Your instructions: Collect all the lines that mention the word "station".

Extracted material:
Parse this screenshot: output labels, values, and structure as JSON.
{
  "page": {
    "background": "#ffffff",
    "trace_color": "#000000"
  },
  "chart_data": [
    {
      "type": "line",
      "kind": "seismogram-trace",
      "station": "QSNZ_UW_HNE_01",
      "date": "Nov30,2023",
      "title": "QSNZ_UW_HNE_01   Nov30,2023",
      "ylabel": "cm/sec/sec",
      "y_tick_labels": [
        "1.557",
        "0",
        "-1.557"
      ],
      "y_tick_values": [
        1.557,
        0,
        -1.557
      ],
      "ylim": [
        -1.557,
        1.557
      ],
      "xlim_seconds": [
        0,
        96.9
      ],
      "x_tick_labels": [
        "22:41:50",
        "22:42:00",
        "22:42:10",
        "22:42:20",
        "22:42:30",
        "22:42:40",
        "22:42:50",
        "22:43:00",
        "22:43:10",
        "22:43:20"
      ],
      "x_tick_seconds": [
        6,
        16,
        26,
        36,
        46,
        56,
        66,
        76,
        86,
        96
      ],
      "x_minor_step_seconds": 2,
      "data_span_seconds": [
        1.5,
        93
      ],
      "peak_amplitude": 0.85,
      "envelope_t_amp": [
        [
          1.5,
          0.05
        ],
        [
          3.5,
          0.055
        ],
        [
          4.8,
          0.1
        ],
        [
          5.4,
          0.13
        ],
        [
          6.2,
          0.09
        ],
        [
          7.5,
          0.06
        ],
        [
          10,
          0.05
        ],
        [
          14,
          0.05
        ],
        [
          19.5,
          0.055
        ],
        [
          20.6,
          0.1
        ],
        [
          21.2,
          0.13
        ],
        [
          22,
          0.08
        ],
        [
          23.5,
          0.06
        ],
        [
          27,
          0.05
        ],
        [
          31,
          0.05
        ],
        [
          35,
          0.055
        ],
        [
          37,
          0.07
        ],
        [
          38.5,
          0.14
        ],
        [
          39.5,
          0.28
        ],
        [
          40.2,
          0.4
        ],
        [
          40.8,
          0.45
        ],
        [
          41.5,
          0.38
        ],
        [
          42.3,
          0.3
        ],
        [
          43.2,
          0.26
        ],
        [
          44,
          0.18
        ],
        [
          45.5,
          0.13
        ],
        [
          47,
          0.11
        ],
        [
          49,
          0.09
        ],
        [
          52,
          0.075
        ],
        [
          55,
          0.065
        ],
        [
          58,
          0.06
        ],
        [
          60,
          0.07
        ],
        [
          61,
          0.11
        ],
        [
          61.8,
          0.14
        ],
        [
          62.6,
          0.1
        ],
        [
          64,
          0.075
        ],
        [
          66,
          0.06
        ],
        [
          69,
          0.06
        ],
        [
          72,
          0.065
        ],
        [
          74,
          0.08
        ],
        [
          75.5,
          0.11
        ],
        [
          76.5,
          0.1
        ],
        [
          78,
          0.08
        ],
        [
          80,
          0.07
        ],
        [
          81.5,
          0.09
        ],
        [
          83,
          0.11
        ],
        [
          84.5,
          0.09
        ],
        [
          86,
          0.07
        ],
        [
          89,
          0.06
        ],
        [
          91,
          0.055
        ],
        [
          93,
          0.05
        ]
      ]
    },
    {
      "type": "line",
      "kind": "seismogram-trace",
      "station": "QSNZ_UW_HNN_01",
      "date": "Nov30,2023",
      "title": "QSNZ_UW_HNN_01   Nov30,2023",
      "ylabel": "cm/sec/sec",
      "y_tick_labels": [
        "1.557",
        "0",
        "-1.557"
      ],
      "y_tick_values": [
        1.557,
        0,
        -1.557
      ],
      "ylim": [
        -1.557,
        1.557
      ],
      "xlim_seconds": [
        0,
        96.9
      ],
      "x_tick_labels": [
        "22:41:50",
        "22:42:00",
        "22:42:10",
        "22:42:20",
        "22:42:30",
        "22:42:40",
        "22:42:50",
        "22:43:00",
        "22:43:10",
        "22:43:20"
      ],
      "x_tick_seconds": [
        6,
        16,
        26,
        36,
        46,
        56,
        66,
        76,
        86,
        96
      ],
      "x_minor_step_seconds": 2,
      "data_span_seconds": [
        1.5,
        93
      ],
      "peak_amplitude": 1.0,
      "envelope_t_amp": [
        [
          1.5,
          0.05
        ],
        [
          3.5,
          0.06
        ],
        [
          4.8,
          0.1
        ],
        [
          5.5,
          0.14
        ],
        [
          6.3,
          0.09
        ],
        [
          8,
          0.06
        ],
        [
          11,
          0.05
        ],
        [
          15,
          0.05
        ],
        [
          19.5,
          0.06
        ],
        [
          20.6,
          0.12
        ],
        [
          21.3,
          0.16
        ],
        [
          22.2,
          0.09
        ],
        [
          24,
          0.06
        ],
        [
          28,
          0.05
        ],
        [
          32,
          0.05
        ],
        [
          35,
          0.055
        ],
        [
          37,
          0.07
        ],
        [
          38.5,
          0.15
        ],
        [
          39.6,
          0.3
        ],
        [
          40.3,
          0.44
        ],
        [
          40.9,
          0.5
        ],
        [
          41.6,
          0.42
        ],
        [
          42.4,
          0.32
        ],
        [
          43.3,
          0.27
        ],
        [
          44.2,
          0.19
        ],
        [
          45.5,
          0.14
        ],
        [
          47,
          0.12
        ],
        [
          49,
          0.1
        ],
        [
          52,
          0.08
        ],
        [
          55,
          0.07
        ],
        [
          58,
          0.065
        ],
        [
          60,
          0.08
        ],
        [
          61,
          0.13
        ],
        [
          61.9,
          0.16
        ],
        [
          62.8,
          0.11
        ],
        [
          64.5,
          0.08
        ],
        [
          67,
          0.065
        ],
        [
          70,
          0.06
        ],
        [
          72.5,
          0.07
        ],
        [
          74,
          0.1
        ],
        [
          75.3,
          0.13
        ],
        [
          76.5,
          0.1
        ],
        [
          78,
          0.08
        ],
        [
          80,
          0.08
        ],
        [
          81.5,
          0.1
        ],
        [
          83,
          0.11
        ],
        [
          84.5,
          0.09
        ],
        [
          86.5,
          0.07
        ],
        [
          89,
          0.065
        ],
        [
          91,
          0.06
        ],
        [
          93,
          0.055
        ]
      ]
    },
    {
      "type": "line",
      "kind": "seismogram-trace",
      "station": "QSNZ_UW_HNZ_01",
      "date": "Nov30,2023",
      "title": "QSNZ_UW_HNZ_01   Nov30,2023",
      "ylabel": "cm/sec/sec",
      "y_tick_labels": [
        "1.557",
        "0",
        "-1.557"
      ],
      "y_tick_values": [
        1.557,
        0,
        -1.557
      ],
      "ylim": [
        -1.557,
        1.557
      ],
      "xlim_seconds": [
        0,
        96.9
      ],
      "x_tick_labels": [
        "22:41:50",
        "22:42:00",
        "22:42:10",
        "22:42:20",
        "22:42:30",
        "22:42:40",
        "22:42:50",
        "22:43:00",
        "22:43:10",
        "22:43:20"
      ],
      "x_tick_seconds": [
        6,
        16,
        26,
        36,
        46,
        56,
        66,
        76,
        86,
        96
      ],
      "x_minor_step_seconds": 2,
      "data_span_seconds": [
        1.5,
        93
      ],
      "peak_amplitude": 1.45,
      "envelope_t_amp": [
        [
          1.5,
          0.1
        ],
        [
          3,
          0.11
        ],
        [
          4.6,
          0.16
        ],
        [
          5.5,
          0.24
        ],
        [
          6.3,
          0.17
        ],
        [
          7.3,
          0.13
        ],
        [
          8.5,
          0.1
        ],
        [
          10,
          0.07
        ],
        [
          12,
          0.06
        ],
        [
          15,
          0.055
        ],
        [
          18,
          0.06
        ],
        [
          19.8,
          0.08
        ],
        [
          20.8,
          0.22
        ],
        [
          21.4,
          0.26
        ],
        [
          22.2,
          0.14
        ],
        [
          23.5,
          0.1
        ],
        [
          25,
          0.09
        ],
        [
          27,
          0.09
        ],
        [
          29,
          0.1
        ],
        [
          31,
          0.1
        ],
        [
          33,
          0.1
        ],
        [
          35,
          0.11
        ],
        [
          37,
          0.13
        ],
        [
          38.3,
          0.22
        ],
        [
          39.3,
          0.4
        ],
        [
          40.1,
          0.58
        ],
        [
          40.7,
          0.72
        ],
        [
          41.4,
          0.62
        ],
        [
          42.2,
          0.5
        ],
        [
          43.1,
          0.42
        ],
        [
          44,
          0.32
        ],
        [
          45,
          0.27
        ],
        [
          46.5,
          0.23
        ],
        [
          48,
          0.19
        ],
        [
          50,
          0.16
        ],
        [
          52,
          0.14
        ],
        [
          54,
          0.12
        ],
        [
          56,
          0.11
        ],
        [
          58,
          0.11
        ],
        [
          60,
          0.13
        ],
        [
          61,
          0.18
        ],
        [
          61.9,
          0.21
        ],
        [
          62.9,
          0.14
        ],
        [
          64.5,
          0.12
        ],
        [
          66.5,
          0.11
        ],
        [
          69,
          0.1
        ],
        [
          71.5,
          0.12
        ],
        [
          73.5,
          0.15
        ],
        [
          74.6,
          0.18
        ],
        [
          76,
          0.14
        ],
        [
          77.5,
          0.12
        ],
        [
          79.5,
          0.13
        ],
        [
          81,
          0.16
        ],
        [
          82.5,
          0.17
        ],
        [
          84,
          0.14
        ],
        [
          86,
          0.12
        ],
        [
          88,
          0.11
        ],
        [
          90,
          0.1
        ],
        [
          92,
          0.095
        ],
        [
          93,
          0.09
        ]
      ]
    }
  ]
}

Reply:
      "station": "QSNZ_UW_HNE_01",
      "station": "QSNZ_UW_HNN_01",
      "station": "QSNZ_UW_HNZ_01",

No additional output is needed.